— Start of ENTRIES PROVIDED —

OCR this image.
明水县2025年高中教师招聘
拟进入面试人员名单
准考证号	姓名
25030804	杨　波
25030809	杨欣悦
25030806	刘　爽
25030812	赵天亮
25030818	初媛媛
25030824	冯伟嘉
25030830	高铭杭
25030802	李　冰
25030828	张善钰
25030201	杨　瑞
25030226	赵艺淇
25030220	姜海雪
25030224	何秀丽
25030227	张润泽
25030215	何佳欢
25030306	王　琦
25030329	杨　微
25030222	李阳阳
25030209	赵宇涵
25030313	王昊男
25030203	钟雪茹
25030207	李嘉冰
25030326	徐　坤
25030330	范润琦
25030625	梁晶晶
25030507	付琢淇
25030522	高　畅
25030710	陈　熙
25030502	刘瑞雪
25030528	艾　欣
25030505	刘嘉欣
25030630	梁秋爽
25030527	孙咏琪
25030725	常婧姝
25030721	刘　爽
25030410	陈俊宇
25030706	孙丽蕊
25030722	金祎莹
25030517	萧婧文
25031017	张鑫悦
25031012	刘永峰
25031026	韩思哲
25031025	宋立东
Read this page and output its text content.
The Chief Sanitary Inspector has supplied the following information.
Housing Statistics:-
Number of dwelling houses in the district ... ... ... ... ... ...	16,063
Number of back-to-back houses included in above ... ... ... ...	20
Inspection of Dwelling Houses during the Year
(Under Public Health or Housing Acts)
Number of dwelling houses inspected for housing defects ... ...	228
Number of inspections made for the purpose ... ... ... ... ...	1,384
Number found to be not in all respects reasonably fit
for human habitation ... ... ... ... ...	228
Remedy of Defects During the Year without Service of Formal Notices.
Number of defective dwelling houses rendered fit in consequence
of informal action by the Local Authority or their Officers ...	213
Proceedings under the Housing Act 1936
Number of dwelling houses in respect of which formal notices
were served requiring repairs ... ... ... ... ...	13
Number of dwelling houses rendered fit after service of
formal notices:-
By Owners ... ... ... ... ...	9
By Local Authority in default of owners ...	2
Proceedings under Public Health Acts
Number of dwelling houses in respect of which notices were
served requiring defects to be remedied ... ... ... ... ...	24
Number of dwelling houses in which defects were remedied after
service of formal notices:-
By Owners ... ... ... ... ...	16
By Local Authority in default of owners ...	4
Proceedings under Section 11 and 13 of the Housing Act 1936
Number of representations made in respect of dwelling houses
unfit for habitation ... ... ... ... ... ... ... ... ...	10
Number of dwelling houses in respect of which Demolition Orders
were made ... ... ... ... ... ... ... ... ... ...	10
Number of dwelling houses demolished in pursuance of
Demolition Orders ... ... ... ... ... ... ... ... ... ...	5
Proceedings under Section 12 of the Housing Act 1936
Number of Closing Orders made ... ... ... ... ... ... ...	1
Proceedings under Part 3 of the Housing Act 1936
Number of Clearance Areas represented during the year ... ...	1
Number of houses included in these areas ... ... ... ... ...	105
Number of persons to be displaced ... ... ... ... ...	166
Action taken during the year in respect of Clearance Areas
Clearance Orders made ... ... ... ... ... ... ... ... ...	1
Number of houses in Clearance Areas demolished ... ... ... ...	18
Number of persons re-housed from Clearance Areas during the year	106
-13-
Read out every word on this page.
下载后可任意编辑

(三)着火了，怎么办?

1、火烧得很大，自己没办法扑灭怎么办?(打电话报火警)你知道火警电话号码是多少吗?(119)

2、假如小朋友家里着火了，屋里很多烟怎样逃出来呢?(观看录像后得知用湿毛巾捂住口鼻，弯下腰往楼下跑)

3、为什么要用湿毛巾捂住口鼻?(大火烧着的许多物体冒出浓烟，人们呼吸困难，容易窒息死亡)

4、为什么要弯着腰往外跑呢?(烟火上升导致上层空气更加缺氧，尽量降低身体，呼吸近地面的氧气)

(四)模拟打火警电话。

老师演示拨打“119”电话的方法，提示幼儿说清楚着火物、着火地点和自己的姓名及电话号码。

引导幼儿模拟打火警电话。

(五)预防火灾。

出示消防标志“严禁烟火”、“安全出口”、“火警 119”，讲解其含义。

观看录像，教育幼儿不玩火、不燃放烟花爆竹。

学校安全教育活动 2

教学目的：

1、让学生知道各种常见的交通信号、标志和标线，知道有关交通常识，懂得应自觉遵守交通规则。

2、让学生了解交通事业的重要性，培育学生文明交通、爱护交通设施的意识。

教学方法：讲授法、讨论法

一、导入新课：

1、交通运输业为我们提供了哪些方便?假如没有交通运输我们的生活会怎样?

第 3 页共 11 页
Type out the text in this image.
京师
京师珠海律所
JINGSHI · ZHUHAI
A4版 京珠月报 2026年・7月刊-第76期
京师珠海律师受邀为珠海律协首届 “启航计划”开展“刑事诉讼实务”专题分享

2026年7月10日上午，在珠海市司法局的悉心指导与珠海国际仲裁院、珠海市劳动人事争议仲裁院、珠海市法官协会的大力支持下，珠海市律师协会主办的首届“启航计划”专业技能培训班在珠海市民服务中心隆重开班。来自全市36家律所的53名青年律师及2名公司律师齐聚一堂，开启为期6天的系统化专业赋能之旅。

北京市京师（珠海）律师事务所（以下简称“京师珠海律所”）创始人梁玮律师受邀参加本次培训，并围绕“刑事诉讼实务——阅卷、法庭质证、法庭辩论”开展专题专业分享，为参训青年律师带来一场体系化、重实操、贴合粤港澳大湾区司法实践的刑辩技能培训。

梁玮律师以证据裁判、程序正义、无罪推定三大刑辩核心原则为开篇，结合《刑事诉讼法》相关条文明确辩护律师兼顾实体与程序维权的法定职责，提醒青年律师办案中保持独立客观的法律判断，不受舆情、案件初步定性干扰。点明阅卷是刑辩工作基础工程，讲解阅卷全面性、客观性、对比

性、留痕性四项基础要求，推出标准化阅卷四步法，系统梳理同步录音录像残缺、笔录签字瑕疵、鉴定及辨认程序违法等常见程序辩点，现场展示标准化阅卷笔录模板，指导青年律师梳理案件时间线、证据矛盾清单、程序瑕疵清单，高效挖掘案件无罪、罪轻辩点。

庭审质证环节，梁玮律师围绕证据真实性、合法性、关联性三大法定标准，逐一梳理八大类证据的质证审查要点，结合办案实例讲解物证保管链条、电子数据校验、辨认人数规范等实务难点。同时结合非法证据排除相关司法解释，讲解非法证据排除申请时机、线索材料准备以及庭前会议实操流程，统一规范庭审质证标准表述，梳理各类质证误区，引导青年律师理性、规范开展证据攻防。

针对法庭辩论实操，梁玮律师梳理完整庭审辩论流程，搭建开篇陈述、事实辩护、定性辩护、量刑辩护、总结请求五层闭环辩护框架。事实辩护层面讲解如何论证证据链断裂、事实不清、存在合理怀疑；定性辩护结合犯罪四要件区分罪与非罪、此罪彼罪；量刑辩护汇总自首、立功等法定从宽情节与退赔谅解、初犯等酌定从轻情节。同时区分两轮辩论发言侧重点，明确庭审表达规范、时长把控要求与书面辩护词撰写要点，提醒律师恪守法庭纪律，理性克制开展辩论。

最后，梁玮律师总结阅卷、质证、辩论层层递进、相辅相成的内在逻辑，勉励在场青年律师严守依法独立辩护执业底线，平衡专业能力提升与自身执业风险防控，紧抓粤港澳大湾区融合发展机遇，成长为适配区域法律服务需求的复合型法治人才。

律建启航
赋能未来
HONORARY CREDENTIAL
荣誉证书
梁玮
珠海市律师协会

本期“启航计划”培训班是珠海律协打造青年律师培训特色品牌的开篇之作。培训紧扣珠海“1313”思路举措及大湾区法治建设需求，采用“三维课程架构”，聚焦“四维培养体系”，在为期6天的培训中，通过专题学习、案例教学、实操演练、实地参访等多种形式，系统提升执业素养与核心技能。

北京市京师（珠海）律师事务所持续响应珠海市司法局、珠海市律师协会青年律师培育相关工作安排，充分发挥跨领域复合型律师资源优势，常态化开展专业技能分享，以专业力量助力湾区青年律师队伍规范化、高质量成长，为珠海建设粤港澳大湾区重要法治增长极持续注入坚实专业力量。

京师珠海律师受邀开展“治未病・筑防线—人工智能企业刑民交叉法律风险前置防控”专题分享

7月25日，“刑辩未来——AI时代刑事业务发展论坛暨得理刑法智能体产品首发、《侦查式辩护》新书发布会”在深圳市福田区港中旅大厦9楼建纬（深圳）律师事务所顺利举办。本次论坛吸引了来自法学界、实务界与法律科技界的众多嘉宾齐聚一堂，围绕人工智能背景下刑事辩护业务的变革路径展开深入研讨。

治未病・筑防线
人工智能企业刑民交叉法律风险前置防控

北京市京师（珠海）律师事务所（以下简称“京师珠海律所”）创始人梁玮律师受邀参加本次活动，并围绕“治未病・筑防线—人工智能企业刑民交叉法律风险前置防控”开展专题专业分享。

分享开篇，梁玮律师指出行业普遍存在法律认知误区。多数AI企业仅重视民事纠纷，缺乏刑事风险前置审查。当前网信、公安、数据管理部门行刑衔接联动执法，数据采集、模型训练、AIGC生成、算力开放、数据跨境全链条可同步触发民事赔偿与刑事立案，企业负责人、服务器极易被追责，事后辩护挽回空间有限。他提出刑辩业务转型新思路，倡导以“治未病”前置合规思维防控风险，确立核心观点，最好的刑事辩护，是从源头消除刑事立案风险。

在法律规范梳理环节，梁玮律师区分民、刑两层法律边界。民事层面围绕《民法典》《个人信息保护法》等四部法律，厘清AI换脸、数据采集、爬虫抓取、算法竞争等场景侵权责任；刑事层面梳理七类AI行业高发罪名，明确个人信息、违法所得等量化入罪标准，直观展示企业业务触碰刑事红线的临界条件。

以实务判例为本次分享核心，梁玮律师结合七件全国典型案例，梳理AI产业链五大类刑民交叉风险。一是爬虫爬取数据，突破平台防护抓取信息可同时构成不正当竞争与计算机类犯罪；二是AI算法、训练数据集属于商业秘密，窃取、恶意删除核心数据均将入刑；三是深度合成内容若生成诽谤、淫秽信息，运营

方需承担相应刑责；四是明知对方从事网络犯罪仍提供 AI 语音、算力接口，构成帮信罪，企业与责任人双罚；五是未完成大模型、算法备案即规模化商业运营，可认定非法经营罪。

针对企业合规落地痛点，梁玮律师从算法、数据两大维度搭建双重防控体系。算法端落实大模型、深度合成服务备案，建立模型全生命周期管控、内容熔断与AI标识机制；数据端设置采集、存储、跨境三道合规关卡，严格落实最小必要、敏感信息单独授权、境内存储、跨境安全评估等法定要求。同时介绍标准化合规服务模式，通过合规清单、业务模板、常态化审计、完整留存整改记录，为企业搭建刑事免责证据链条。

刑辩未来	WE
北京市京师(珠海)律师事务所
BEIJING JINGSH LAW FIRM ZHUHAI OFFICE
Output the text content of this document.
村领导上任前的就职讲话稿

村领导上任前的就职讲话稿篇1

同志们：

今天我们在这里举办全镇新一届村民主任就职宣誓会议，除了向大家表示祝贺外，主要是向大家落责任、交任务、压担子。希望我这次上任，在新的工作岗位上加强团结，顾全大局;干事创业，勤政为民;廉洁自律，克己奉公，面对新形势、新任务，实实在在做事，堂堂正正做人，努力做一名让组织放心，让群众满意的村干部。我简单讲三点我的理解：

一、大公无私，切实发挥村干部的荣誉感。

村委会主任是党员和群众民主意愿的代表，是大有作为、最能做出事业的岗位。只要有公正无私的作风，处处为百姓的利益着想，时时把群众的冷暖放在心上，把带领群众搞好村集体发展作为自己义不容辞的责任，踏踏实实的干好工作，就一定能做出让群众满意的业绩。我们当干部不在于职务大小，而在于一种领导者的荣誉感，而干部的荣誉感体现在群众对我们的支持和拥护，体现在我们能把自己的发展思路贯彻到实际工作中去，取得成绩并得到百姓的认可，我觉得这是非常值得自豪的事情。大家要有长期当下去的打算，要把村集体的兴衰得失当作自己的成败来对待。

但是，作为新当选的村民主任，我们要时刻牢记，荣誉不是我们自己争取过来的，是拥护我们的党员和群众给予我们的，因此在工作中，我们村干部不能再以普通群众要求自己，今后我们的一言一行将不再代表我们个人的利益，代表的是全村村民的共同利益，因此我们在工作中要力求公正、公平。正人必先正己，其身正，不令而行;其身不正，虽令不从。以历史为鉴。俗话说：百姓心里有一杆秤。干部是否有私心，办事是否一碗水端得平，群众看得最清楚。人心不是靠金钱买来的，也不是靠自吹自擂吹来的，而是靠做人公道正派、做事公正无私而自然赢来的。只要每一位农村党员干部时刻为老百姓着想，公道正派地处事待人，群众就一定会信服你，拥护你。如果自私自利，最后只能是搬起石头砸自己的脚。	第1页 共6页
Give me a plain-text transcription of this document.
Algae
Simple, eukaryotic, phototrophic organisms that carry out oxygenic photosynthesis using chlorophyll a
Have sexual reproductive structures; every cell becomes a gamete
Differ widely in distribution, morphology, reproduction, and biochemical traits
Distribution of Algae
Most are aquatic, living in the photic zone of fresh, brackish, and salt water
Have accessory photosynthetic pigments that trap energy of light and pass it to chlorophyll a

— End of ENTRIES PROVIDED —

• [YOUR OBJECTIVE]: Repeat the line that contains "Give me a plain-text", then every line after it until the records end, with nothing added.

• [CORRECT ANSWER]:
Give me a plain-text transcription of this document.
Algae
Simple, eukaryotic, phototrophic organisms that carry out oxygenic photosynthesis using chlorophyll a
Have sexual reproductive structures; every cell becomes a gamete
Differ widely in distribution, morphology, reproduction, and biochemical traits
Distribution of Algae
Most are aquatic, living in the photic zone of fresh, brackish, and salt water
Have accessory photosynthetic pigments that trap energy of light and pass it to chlorophyll a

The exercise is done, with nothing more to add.